__Data for this task__.
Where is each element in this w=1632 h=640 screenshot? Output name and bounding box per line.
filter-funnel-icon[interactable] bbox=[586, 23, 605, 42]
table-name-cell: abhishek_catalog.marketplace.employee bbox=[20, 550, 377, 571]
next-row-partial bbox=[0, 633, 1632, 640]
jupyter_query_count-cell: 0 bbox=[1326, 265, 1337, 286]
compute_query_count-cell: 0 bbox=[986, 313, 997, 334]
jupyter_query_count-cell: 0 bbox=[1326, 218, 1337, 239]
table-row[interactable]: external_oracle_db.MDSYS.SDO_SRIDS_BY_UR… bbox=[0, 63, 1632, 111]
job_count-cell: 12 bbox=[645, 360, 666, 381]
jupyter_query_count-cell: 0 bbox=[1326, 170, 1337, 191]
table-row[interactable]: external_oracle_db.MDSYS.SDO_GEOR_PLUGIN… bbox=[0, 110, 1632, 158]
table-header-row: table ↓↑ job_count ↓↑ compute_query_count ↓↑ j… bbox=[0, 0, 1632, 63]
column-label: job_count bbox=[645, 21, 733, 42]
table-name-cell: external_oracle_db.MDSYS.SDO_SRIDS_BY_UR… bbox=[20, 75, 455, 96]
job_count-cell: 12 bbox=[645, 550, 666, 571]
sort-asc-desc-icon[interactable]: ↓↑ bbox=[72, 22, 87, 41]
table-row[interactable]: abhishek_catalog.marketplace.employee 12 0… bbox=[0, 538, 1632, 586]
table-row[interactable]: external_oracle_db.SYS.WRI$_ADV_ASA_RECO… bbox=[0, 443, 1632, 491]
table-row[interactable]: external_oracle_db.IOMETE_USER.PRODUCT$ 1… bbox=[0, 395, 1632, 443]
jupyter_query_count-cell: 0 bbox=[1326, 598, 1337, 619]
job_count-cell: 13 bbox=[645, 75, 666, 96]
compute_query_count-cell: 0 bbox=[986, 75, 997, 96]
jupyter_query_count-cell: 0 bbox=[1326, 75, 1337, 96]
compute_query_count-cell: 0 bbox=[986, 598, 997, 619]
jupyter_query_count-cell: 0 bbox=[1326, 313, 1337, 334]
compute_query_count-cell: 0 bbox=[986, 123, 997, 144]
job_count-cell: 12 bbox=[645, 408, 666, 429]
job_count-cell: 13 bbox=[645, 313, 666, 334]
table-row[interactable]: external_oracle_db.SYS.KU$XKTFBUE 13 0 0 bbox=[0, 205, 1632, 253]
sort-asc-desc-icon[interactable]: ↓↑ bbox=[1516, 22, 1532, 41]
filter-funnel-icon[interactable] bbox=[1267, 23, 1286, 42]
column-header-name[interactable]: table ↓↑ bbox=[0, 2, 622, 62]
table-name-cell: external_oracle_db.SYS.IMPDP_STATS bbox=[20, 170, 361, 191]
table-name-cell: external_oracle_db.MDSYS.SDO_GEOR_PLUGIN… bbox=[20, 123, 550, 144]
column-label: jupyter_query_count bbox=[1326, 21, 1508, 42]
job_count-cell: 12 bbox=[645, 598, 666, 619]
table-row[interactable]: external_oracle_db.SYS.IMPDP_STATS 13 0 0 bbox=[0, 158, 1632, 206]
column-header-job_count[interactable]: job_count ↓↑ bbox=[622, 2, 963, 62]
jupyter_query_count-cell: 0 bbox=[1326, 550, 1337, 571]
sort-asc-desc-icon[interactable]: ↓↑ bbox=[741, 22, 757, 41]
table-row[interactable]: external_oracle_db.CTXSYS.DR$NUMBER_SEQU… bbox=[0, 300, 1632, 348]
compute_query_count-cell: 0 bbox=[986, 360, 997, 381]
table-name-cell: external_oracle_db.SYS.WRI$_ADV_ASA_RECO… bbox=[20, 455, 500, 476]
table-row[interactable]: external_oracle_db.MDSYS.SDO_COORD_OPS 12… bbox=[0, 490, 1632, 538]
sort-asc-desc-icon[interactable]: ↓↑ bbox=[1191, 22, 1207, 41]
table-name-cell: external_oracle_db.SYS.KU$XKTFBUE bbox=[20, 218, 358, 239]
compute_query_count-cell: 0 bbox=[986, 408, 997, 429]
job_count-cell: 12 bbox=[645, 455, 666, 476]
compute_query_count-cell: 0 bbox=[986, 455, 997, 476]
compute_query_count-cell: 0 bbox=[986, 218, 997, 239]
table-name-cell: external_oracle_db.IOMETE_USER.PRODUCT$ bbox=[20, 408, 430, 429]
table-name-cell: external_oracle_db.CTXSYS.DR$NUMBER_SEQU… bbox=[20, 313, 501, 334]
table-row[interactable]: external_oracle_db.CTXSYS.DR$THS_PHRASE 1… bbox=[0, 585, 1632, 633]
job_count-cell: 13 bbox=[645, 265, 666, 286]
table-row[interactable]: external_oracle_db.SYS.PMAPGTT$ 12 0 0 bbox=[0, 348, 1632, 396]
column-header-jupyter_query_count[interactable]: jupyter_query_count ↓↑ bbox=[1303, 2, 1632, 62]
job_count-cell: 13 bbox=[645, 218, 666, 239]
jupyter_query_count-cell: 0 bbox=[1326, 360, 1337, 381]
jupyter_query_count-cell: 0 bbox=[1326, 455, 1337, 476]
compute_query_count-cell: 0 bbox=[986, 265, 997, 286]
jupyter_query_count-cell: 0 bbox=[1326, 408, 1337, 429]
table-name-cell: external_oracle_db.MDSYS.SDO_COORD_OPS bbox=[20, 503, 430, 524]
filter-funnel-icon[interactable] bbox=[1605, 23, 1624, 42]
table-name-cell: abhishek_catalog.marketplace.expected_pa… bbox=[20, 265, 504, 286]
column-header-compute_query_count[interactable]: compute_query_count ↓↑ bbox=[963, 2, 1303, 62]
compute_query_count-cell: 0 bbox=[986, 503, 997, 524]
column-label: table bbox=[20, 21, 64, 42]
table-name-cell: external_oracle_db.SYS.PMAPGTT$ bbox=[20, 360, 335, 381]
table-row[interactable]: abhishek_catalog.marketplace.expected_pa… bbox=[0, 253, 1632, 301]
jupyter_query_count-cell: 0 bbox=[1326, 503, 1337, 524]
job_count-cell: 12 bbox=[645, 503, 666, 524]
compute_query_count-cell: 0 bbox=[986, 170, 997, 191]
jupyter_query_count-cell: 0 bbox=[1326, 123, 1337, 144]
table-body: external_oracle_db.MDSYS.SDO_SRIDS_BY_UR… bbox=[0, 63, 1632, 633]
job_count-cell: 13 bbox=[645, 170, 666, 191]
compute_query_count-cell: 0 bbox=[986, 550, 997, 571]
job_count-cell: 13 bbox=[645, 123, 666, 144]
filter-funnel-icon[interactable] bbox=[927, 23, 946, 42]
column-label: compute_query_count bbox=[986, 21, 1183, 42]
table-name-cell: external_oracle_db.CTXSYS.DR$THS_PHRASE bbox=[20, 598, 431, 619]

__Task__.
Render the items, from the first line through the line that contains "compute_query_count-cell: 0 bbox=[986, 313, 997, 334]", as a numbered list and omit any blank lines.

__Solution__.
1. Where is each element in this w=1632 h=640 screenshot? Output name and bounding box per line.
2. filter-funnel-icon[interactable] bbox=[586, 23, 605, 42]
3. table-name-cell: abhishek_catalog.marketplace.employee bbox=[20, 550, 377, 571]
4. next-row-partial bbox=[0, 633, 1632, 640]
5. jupyter_query_count-cell: 0 bbox=[1326, 265, 1337, 286]
6. compute_query_count-cell: 0 bbox=[986, 313, 997, 334]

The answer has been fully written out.